:: Written request ::
Your task is to restate the data word for word.

:: Stored rows ::

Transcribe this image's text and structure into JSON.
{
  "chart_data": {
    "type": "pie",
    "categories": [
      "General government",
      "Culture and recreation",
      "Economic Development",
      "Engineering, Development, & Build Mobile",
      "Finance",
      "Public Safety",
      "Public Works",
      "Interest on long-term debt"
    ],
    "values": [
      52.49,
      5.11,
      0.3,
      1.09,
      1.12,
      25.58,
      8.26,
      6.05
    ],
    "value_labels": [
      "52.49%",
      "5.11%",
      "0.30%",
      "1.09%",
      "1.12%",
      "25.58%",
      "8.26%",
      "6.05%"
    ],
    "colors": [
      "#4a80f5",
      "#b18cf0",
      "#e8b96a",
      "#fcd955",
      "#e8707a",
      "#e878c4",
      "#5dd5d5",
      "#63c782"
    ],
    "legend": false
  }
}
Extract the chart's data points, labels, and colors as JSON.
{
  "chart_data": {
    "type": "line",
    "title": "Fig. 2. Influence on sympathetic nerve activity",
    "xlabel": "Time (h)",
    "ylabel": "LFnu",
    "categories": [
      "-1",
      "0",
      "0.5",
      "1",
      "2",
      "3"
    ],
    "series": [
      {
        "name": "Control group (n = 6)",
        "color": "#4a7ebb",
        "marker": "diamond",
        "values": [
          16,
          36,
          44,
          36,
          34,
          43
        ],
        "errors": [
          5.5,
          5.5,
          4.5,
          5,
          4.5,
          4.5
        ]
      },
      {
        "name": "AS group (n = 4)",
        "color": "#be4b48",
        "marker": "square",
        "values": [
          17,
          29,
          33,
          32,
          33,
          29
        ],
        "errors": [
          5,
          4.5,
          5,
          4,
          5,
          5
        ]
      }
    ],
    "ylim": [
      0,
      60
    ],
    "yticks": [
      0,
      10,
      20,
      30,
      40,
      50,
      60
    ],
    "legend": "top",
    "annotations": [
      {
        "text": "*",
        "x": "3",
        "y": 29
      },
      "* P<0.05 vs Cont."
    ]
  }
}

:: Written reply ::
Transcribe this image's text and structure into JSON.
{
  "chart_data": {
    "type": "pie",
    "categories": [
      "General government",
      "Culture and recreation",
      "Economic Development",
      "Engineering, Development, & Build Mobile",
      "Finance",
      "Public Safety",
      "Public Works",
      "Interest on long-term debt"
    ],
    "values": [
      52.49,
      5.11,
      0.3,
      1.09,
      1.12,
      25.58,
      8.26,
      6.05
    ],
    "value_labels": [
      "52.49%",
      "5.11%",
      "0.30%",
      "1.09%",
      "1.12%",
      "25.58%",
      "8.26%",
      "6.05%"
    ],
    "colors": [
      "#4a80f5",
      "#b18cf0",
      "#e8b96a",
      "#fcd955",
      "#e8707a",
      "#e878c4",
      "#5dd5d5",
      "#63c782"
    ],
    "legend": false
  }
}
Extract the chart's data points, labels, and colors as JSON.
{
  "chart_data": {
    "type": "line",
    "title": "Fig. 2. Influence on sympathetic nerve activity",
    "xlabel": "Time (h)",
    "ylabel": "LFnu",
    "categories": [
      "-1",
      "0",
      "0.5",
      "1",
      "2",
      "3"
    ],
    "series": [
      {
        "name": "Control group (n = 6)",
        "color": "#4a7ebb",
        "marker": "diamond",
        "values": [
          16,
          36,
          44,
          36,
          34,
          43
        ],
        "errors": [
          5.5,
          5.5,
          4.5,
          5,
          4.5,
          4.5
        ]
      },
      {
        "name": "AS group (n = 4)",
        "color": "#be4b48",
        "marker": "square",
        "values": [
          17,
          29,
          33,
          32,
          33,
          29
        ],
        "errors": [
          5,
          4.5,
          5,
          4,
          5,
          5
        ]
      }
    ],
    "ylim": [
      0,
      60
    ],
    "yticks": [
      0,
      10,
      20,
      30,
      40,
      50,
      60
    ],
    "legend": "top",
    "annotations": [
      {
        "text": "*",
        "x": "3",
        "y": 29
      },
      "* P<0.05 vs Cont."
    ]
  }
}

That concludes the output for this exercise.